**To be done**
Single out each line with the word "freien" and copy it.

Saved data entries
====

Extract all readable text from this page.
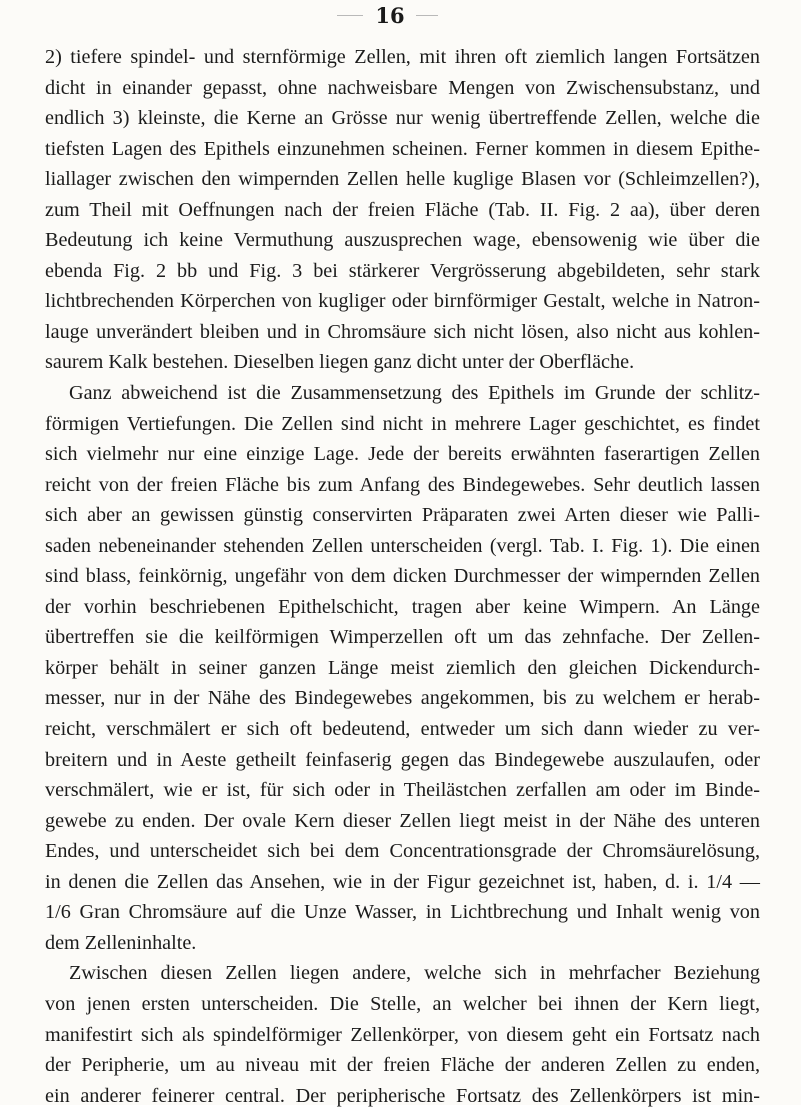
16
2) tiefere spindel- und sternförmige Zellen, mit ihren oft ziemlich langen Fortsätzen
dicht in einander gepasst, ohne nachweisbare Mengen von Zwischensubstanz, und
endlich 3) kleinste, die Kerne an Grösse nur wenig übertreffende Zellen, welche die
tiefsten Lagen des Epithels einzunehmen scheinen. Ferner kommen in diesem Epithe-
liallager zwischen den wimpernden Zellen helle kuglige Blasen vor (Schleimzellen?),
zum Theil mit Oeffnungen nach der freien Fläche (Tab. II. Fig. 2 aa), über deren
Bedeutung ich keine Vermuthung auszusprechen wage, ebensowenig wie über die
ebenda Fig. 2 bb und Fig. 3 bei stärkerer Vergrösserung abgebildeten, sehr stark
lichtbrechenden Körperchen von kugliger oder birnförmiger Gestalt, welche in Natron-
lauge unverändert bleiben und in Chromsäure sich nicht lösen, also nicht aus kohlen-
saurem Kalk bestehen. Dieselben liegen ganz dicht unter der Oberfläche.
Ganz abweichend ist die Zusammensetzung des Epithels im Grunde der schlitz-
förmigen Vertiefungen. Die Zellen sind nicht in mehrere Lager geschichtet, es findet
sich vielmehr nur eine einzige Lage. Jede der bereits erwähnten faserartigen Zellen
reicht von der freien Fläche bis zum Anfang des Bindegewebes. Sehr deutlich lassen
sich aber an gewissen günstig conservirten Präparaten zwei Arten dieser wie Palli-
saden nebeneinander stehenden Zellen unterscheiden (vergl. Tab. I. Fig. 1). Die einen
sind blass, feinkörnig, ungefähr von dem dicken Durchmesser der wimpernden Zellen
der vorhin beschriebenen Epithelschicht, tragen aber keine Wimpern. An Länge
übertreffen sie die keilförmigen Wimperzellen oft um das zehnfache. Der Zellen-
körper behält in seiner ganzen Länge meist ziemlich den gleichen Dickendurch-
messer, nur in der Nähe des Bindegewebes angekommen, bis zu welchem er herab-
reicht, verschmälert er sich oft bedeutend, entweder um sich dann wieder zu ver-
breitern und in Aeste getheilt feinfaserig gegen das Bindegewebe auszulaufen, oder
verschmälert, wie er ist, für sich oder in Theilästchen zerfallen am oder im Binde-
gewebe zu enden. Der ovale Kern dieser Zellen liegt meist in der Nähe des unteren
Endes, und unterscheidet sich bei dem Concentrationsgrade der Chromsäurelösung,
in denen die Zellen das Ansehen, wie in der Figur gezeichnet ist, haben, d. i. 1/4 —
1/6 Gran Chromsäure auf die Unze Wasser, in Lichtbrechung und Inhalt wenig von
dem Zelleninhalte.
Zwischen diesen Zellen liegen andere, welche sich in mehrfacher Beziehung
von jenen ersten unterscheiden. Die Stelle, an welcher bei ihnen der Kern liegt,
manifestirt sich als spindelförmiger Zellenkörper, von diesem geht ein Fortsatz nach
der Peripherie, um au niveau mit der freien Fläche der anderen Zellen zu enden,
ein anderer feinerer central. Der peripherische Fortsatz des Zellenkörpers ist min-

====

**Result**
zum Theil mit Oeffnungen nach der freien Fläche (Tab. II. Fig. 2 aa), über deren
reicht von der freien Fläche bis zum Anfang des Bindegewebes. Sehr deutlich lassen
der Peripherie, um au niveau mit der freien Fläche der anderen Zellen zu enden,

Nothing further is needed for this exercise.